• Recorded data
===

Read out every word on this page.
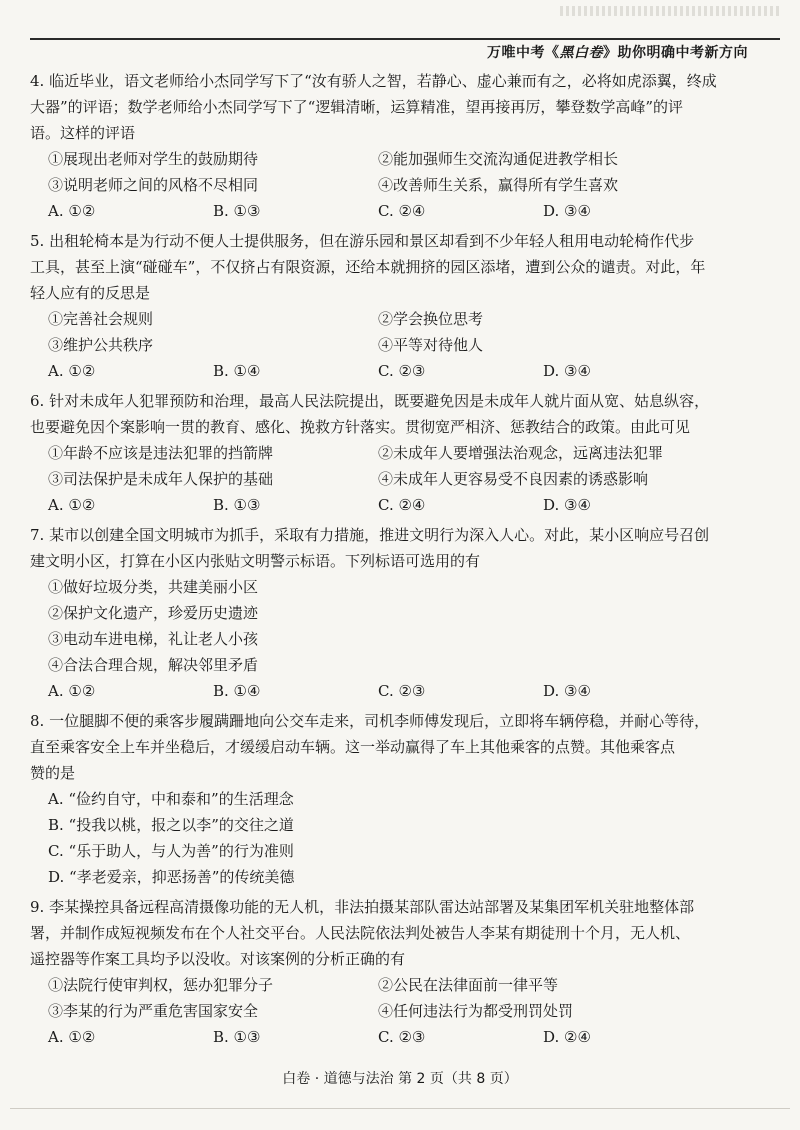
万唯中考《黑白卷》助你明确中考新方向
4. 临近毕业，语文老师给小杰同学写下了“汝有骄人之智，若静心、虚心兼而有之，必将如虎添翼，终成
大器”的评语；数学老师给小杰同学写下了“逻辑清晰，运算精准，望再接再厉，攀登数学高峰”的评
语。这样的评语
①展现出老师对学生的鼓励期待	②能加强师生交流沟通促进教学相长
③说明老师之间的风格不尽相同	④改善师生关系，赢得所有学生喜欢
A. ①②	B. ①③	C. ②④	D. ③④
5. 出租轮椅本是为行动不便人士提供服务，但在游乐园和景区却看到不少年轻人租用电动轮椅作代步
工具，甚至上演“碰碰车”，不仅挤占有限资源，还给本就拥挤的园区添堵，遭到公众的谴责。对此，年
轻人应有的反思是
①完善社会规则	②学会换位思考
③维护公共秩序	④平等对待他人
A. ①②	B. ①④	C. ②③	D. ③④
6. 针对未成年人犯罪预防和治理，最高人民法院提出，既要避免因是未成年人就片面从宽、姑息纵容，
也要避免因个案影响一贯的教育、感化、挽救方针落实。贯彻宽严相济、惩教结合的政策。由此可见
①年龄不应该是违法犯罪的挡箭牌	②未成年人要增强法治观念，远离违法犯罪
③司法保护是未成年人保护的基础	④未成年人更容易受不良因素的诱惑影响
A. ①②	B. ①③	C. ②④	D. ③④
7. 某市以创建全国文明城市为抓手，采取有力措施，推进文明行为深入人心。对此，某小区响应号召创
建文明小区，打算在小区内张贴文明警示标语。下列标语可选用的有
①做好垃圾分类，共建美丽小区
②保护文化遗产，珍爱历史遗迹
③电动车进电梯，礼让老人小孩
④合法合理合规，解决邻里矛盾
A. ①②	B. ①④	C. ②③	D. ③④
8. 一位腿脚不便的乘客步履蹒跚地向公交车走来，司机李师傅发现后，立即将车辆停稳，并耐心等待，
直至乘客安全上车并坐稳后，才缓缓启动车辆。这一举动赢得了车上其他乘客的点赞。其他乘客点
赞的是
A. “俭约自守，中和泰和”的生活理念
B. “投我以桃，报之以李”的交往之道
C. “乐于助人，与人为善”的行为准则
D. “孝老爱亲，抑恶扬善”的传统美德
9. 李某操控具备远程高清摄像功能的无人机，非法拍摄某部队雷达站部署及某集团军机关驻地整体部
署，并制作成短视频发布在个人社交平台。人民法院依法判处被告人李某有期徒刑十个月，无人机、
遥控器等作案工具均予以没收。对该案例的分析正确的有
①法院行使审判权，惩办犯罪分子	②公民在法律面前一律平等
③李某的行为严重危害国家安全	④任何违法行为都受刑罚处罚
A. ①②	B. ①③	C. ②③	D. ②④
白卷 · 道德与法治 第 2 页（共 8 页）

===

• Problem description
Keep the pictures out of the copy and write out the data exactly as it stands.

• Correct output
Read out every word on this page.
万唯中考《黑白卷》助你明确中考新方向
4. 临近毕业，语文老师给小杰同学写下了“汝有骄人之智，若静心、虚心兼而有之，必将如虎添翼，终成
大器”的评语；数学老师给小杰同学写下了“逻辑清晰，运算精准，望再接再厉，攀登数学高峰”的评
语。这样的评语
①展现出老师对学生的鼓励期待	②能加强师生交流沟通促进教学相长
③说明老师之间的风格不尽相同	④改善师生关系，赢得所有学生喜欢
A. ①②	B. ①③	C. ②④	D. ③④
5. 出租轮椅本是为行动不便人士提供服务，但在游乐园和景区却看到不少年轻人租用电动轮椅作代步
工具，甚至上演“碰碰车”，不仅挤占有限资源，还给本就拥挤的园区添堵，遭到公众的谴责。对此，年
轻人应有的反思是
①完善社会规则	②学会换位思考
③维护公共秩序	④平等对待他人
A. ①②	B. ①④	C. ②③	D. ③④
6. 针对未成年人犯罪预防和治理，最高人民法院提出，既要避免因是未成年人就片面从宽、姑息纵容，
也要避免因个案影响一贯的教育、感化、挽救方针落实。贯彻宽严相济、惩教结合的政策。由此可见
①年龄不应该是违法犯罪的挡箭牌	②未成年人要增强法治观念，远离违法犯罪
③司法保护是未成年人保护的基础	④未成年人更容易受不良因素的诱惑影响
A. ①②	B. ①③	C. ②④	D. ③④
7. 某市以创建全国文明城市为抓手，采取有力措施，推进文明行为深入人心。对此，某小区响应号召创
建文明小区，打算在小区内张贴文明警示标语。下列标语可选用的有
①做好垃圾分类，共建美丽小区
②保护文化遗产，珍爱历史遗迹
③电动车进电梯，礼让老人小孩
④合法合理合规，解决邻里矛盾
A. ①②	B. ①④	C. ②③	D. ③④
8. 一位腿脚不便的乘客步履蹒跚地向公交车走来，司机李师傅发现后，立即将车辆停稳，并耐心等待，
直至乘客安全上车并坐稳后，才缓缓启动车辆。这一举动赢得了车上其他乘客的点赞。其他乘客点
赞的是
A. “俭约自守，中和泰和”的生活理念
B. “投我以桃，报之以李”的交往之道
C. “乐于助人，与人为善”的行为准则
D. “孝老爱亲，抑恶扬善”的传统美德
9. 李某操控具备远程高清摄像功能的无人机，非法拍摄某部队雷达站部署及某集团军机关驻地整体部
署，并制作成短视频发布在个人社交平台。人民法院依法判处被告人李某有期徒刑十个月，无人机、
遥控器等作案工具均予以没收。对该案例的分析正确的有
①法院行使审判权，惩办犯罪分子	②公民在法律面前一律平等
③李某的行为严重危害国家安全	④任何违法行为都受刑罚处罚
A. ①②	B. ①③	C. ②③	D. ②④
白卷 · 道德与法治 第 2 页（共 8 页）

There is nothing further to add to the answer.